* **Passage du texte**

= = = = = = =

L'exil de Freud - crédits : Keystone/ Getty Images

L'exil de Freud

Cet ouvrage de Sigmund Freud fut publié en 1939 simultanément en allemand à Amsterdam sous le titre Der Mann Moses und die monotheistische Religion. Drei Abhandlungen, et à Londres en anglais, traduit par Katherine Jones sous le titre Moses and Monotheism. Livre de l'exil, il paraît quelques mois avant la mort de Freud et s'inscrit dans la suite logique de Totem et Tabou qu'il approfondit et complète : ce qui fait la force d'une religion, ce n'est pas sa vérité matérielle mais sa vérité historique ; c'est le retour du refoulé qui confère à toute religion sa puissance contraignante ; les processus qui opèrent sur les peuples sont analogues à ceux qui opèrent sur la subjectivité individuelle, la formation d'une religion étant analogue à celle d'une névrose.

= = = = = = =

* **Exercices**
1 – Répondez, s'il vous plaît, aux questions suivantes d'après le passage sur le livre de Freud, en marquant vos réponses (a), (b) et (c) :
(a) En quelle année l'ouvrage fut-il publié ?
(b) Qui en signa la traduction anglaise ?
(c) Dans la suite logique de quel livre l'ouvrage s'inscrit-il ?
2 – Les affirmations suivantes concordent-elles avec le passage sur le livre de Freud ? Pour chacune, indiquez oui ou non et citez les mots du passage qui tranchent.
(a) La version allemande parut à Londres.
(b) Le livre parut quelques mois avant la mort de Freud.
(c) La force d'une religion tient à sa vérité matérielle.
3 – Prolongez le passage sur le livre de Freud après sa dernière phrase.

* **Données fournies**
= = = = = = =

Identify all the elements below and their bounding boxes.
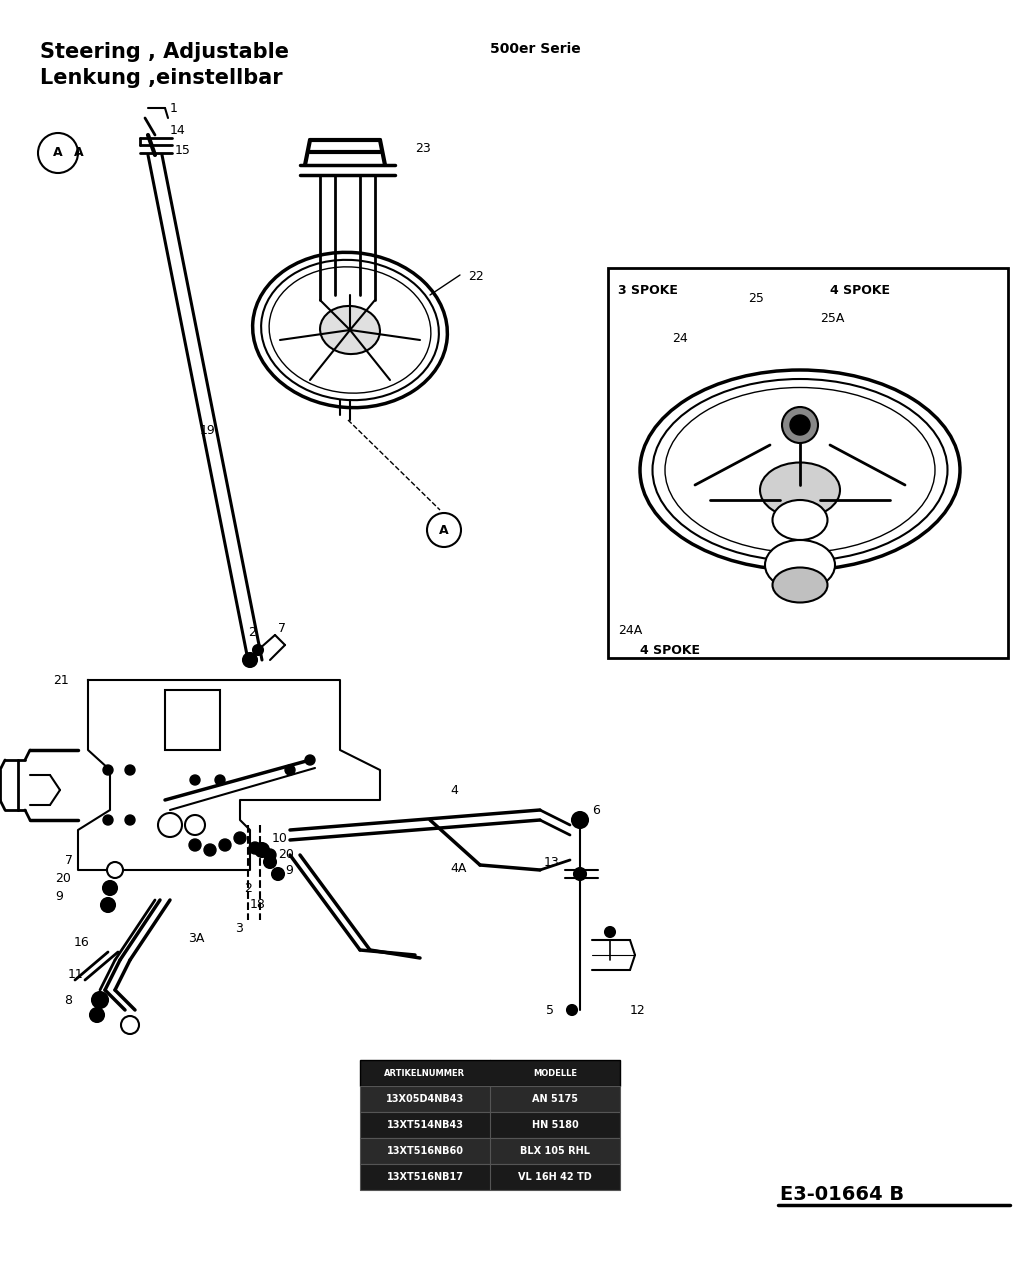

= = = = = = =

* **Résultats**
1 –
(a) En 1939.
(b) Katherine Jones.
(c) Totem et Tabou.

2 –
(a) Non : « en allemand à Amsterdam ».
(b) Oui : « il paraît quelques mois avant la mort de Freud ».
(c) Non : « ce n'est pas sa vérité matérielle mais sa vérité historique ».

3 –
Élaboration

Le 30 septembre 1934 Freud annonce à Arnold Zweig qu'il a écrit quelque chose qui l'a tellement occupé que tout le reste est passé au second plan : «  En face des nouvelles persécutions, on se demande de nouveau comment le Juif est devenu ce qu'il est et pourquoi il s'est attiré cette haine éternelle. Je trouvais bientôt la formule. Moïse a créé le Juif... » Mais ce texte est destiné à rester secret. Freud pense en effet que sa publication pourrait ébranler l'Église autrichienne, dernier rempart à ses yeux contre le nazisme, et risque de provoquer une interdiction de la psychanalyse à Vienne. Mais ce travail va le poursuivre comme une âme en peine. Il fera l'objet de diverses réécritures et de deux publications partielles dans la revue Imago en 1937 : « Moïse, un Égyptien ? » et « Si Moïse fut un Égyptien ». Exilé à Londres en 1938, Freud réélabore la partie la plus importante de son travail, « Moïse, son peuple et la religion monothéiste », et publie l'ensemble des trois textes sous le titre L'Homme Moïse et la religion monothéiste. Trois essais.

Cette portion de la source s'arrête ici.